---- Available data

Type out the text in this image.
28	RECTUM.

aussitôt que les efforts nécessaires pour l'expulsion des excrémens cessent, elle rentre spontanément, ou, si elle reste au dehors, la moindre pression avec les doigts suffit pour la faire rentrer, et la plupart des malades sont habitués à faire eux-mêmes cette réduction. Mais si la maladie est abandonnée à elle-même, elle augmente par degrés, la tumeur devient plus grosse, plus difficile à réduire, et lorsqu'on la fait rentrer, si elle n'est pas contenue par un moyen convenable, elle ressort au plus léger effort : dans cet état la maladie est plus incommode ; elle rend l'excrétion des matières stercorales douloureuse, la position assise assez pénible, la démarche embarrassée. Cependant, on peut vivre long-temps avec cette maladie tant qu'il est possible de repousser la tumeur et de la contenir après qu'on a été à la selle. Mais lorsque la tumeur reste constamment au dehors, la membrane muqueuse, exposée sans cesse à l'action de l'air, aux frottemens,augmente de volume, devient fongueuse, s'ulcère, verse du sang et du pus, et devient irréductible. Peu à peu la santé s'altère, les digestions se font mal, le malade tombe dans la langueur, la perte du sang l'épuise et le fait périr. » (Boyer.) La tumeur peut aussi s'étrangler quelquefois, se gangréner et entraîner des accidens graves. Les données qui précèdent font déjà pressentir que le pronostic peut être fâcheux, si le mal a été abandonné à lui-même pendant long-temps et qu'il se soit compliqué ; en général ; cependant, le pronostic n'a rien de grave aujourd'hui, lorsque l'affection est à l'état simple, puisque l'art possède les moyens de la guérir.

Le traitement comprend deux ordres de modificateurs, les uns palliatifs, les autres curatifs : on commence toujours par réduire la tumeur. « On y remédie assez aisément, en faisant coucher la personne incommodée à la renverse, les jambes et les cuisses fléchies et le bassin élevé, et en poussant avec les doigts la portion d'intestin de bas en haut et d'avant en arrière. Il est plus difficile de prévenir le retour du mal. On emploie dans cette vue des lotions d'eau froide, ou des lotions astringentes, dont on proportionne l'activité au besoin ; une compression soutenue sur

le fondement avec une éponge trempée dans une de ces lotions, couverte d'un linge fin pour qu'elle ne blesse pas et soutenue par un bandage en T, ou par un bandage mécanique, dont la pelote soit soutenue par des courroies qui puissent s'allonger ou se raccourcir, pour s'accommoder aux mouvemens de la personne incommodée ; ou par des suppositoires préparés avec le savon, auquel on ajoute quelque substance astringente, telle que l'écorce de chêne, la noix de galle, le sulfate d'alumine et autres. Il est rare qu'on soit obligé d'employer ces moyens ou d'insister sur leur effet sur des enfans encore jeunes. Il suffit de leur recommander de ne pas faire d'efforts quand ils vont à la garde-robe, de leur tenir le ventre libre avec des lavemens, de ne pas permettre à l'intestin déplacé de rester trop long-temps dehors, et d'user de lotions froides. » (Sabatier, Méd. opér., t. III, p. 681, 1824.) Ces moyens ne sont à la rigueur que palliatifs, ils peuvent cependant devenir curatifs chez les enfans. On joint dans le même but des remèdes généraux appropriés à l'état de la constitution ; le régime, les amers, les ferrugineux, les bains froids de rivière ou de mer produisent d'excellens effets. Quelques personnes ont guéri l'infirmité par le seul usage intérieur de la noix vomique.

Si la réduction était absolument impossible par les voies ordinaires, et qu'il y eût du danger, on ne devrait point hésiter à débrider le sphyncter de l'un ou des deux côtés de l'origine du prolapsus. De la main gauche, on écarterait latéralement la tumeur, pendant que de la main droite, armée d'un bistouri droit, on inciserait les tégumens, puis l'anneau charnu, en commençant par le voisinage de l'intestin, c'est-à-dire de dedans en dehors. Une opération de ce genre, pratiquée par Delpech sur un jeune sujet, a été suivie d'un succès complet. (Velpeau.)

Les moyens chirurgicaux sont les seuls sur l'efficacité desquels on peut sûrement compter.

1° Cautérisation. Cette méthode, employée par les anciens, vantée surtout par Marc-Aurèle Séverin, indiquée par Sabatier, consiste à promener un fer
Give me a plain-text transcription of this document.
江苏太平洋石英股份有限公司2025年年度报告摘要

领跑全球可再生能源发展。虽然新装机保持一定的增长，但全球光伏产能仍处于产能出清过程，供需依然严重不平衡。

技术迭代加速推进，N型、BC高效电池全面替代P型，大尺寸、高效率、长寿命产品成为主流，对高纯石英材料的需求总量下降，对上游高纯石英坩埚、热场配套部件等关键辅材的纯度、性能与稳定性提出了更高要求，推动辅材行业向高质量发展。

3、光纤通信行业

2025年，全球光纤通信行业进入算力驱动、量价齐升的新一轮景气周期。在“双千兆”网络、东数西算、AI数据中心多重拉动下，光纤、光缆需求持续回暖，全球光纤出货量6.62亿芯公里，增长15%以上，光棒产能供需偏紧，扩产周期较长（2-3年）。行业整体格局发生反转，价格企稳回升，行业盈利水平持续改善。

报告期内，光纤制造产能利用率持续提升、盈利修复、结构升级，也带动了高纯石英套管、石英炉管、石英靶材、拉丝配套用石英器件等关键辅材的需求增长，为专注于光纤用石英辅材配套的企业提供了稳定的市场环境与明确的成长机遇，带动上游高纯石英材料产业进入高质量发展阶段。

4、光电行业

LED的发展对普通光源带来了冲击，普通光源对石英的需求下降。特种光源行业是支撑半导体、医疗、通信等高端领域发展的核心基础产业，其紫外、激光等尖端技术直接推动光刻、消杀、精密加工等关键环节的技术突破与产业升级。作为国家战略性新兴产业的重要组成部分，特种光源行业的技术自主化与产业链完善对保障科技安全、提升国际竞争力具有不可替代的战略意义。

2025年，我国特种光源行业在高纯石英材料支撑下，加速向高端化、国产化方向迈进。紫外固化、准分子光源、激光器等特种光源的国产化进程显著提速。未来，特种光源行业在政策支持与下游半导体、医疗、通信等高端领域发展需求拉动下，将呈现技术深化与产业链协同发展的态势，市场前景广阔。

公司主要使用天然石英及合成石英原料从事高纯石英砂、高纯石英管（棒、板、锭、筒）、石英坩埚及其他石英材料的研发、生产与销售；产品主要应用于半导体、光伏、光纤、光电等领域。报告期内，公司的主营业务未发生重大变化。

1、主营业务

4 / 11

--------

Problem statement
Give an exact copy of all the data shown above.

Result below
Type out the text in this image.
28	RECTUM.

aussitôt que les efforts nécessaires pour l'expulsion des excrémens cessent, elle rentre spontanément, ou, si elle reste au dehors, la moindre pression avec les doigts suffit pour la faire rentrer, et la plupart des malades sont habitués à faire eux-mêmes cette réduction. Mais si la maladie est abandonnée à elle-même, elle augmente par degrés, la tumeur devient plus grosse, plus difficile à réduire, et lorsqu'on la fait rentrer, si elle n'est pas contenue par un moyen convenable, elle ressort au plus léger effort : dans cet état la maladie est plus incommode ; elle rend l'excrétion des matières stercorales douloureuse, la position assise assez pénible, la démarche embarrassée. Cependant, on peut vivre long-temps avec cette maladie tant qu'il est possible de repousser la tumeur et de la contenir après qu'on a été à la selle. Mais lorsque la tumeur reste constamment au dehors, la membrane muqueuse, exposée sans cesse à l'action de l'air, aux frottemens,augmente de volume, devient fongueuse, s'ulcère, verse du sang et du pus, et devient irréductible. Peu à peu la santé s'altère, les digestions se font mal, le malade tombe dans la langueur, la perte du sang l'épuise et le fait périr. » (Boyer.) La tumeur peut aussi s'étrangler quelquefois, se gangréner et entraîner des accidens graves. Les données qui précèdent font déjà pressentir que le pronostic peut être fâcheux, si le mal a été abandonné à lui-même pendant long-temps et qu'il se soit compliqué ; en général ; cependant, le pronostic n'a rien de grave aujourd'hui, lorsque l'affection est à l'état simple, puisque l'art possède les moyens de la guérir.

Le traitement comprend deux ordres de modificateurs, les uns palliatifs, les autres curatifs : on commence toujours par réduire la tumeur. « On y remédie assez aisément, en faisant coucher la personne incommodée à la renverse, les jambes et les cuisses fléchies et le bassin élevé, et en poussant avec les doigts la portion d'intestin de bas en haut et d'avant en arrière. Il est plus difficile de prévenir le retour du mal. On emploie dans cette vue des lotions d'eau froide, ou des lotions astringentes, dont on proportionne l'activité au besoin ; une compression soutenue sur

le fondement avec une éponge trempée dans une de ces lotions, couverte d'un linge fin pour qu'elle ne blesse pas et soutenue par un bandage en T, ou par un bandage mécanique, dont la pelote soit soutenue par des courroies qui puissent s'allonger ou se raccourcir, pour s'accommoder aux mouvemens de la personne incommodée ; ou par des suppositoires préparés avec le savon, auquel on ajoute quelque substance astringente, telle que l'écorce de chêne, la noix de galle, le sulfate d'alumine et autres. Il est rare qu'on soit obligé d'employer ces moyens ou d'insister sur leur effet sur des enfans encore jeunes. Il suffit de leur recommander de ne pas faire d'efforts quand ils vont à la garde-robe, de leur tenir le ventre libre avec des lavemens, de ne pas permettre à l'intestin déplacé de rester trop long-temps dehors, et d'user de lotions froides. » (Sabatier, Méd. opér., t. III, p. 681, 1824.) Ces moyens ne sont à la rigueur que palliatifs, ils peuvent cependant devenir curatifs chez les enfans. On joint dans le même but des remèdes généraux appropriés à l'état de la constitution ; le régime, les amers, les ferrugineux, les bains froids de rivière ou de mer produisent d'excellens effets. Quelques personnes ont guéri l'infirmité par le seul usage intérieur de la noix vomique.

Si la réduction était absolument impossible par les voies ordinaires, et qu'il y eût du danger, on ne devrait point hésiter à débrider le sphyncter de l'un ou des deux côtés de l'origine du prolapsus. De la main gauche, on écarterait latéralement la tumeur, pendant que de la main droite, armée d'un bistouri droit, on inciserait les tégumens, puis l'anneau charnu, en commençant par le voisinage de l'intestin, c'est-à-dire de dedans en dehors. Une opération de ce genre, pratiquée par Delpech sur un jeune sujet, a été suivie d'un succès complet. (Velpeau.)

Les moyens chirurgicaux sont les seuls sur l'efficacité desquels on peut sûrement compter.

1° Cautérisation. Cette méthode, employée par les anciens, vantée surtout par Marc-Aurèle Séverin, indiquée par Sabatier, consiste à promener un fer
Give me a plain-text transcription of this document.
江苏太平洋石英股份有限公司2025年年度报告摘要

领跑全球可再生能源发展。虽然新装机保持一定的增长，但全球光伏产能仍处于产能出清过程，供需依然严重不平衡。

技术迭代加速推进，N型、BC高效电池全面替代P型，大尺寸、高效率、长寿命产品成为主流，对高纯石英材料的需求总量下降，对上游高纯石英坩埚、热场配套部件等关键辅材的纯度、性能与稳定性提出了更高要求，推动辅材行业向高质量发展。

3、光纤通信行业

2025年，全球光纤通信行业进入算力驱动、量价齐升的新一轮景气周期。在“双千兆”网络、东数西算、AI数据中心多重拉动下，光纤、光缆需求持续回暖，全球光纤出货量6.62亿芯公里，增长15%以上，光棒产能供需偏紧，扩产周期较长（2-3年）。行业整体格局发生反转，价格企稳回升，行业盈利水平持续改善。

报告期内，光纤制造产能利用率持续提升、盈利修复、结构升级，也带动了高纯石英套管、石英炉管、石英靶材、拉丝配套用石英器件等关键辅材的需求增长，为专注于光纤用石英辅材配套的企业提供了稳定的市场环境与明确的成长机遇，带动上游高纯石英材料产业进入高质量发展阶段。

4、光电行业

LED的发展对普通光源带来了冲击，普通光源对石英的需求下降。特种光源行业是支撑半导体、医疗、通信等高端领域发展的核心基础产业，其紫外、激光等尖端技术直接推动光刻、消杀、精密加工等关键环节的技术突破与产业升级。作为国家战略性新兴产业的重要组成部分，特种光源行业的技术自主化与产业链完善对保障科技安全、提升国际竞争力具有不可替代的战略意义。

2025年，我国特种光源行业在高纯石英材料支撑下，加速向高端化、国产化方向迈进。紫外固化、准分子光源、激光器等特种光源的国产化进程显著提速。未来，特种光源行业在政策支持与下游半导体、医疗、通信等高端领域发展需求拉动下，将呈现技术深化与产业链协同发展的态势，市场前景广阔。

公司主要使用天然石英及合成石英原料从事高纯石英砂、高纯石英管（棒、板、锭、筒）、石英坩埚及其他石英材料的研发、生产与销售；产品主要应用于半导体、光伏、光纤、光电等领域。报告期内，公司的主营业务未发生重大变化。

1、主营业务

4 / 11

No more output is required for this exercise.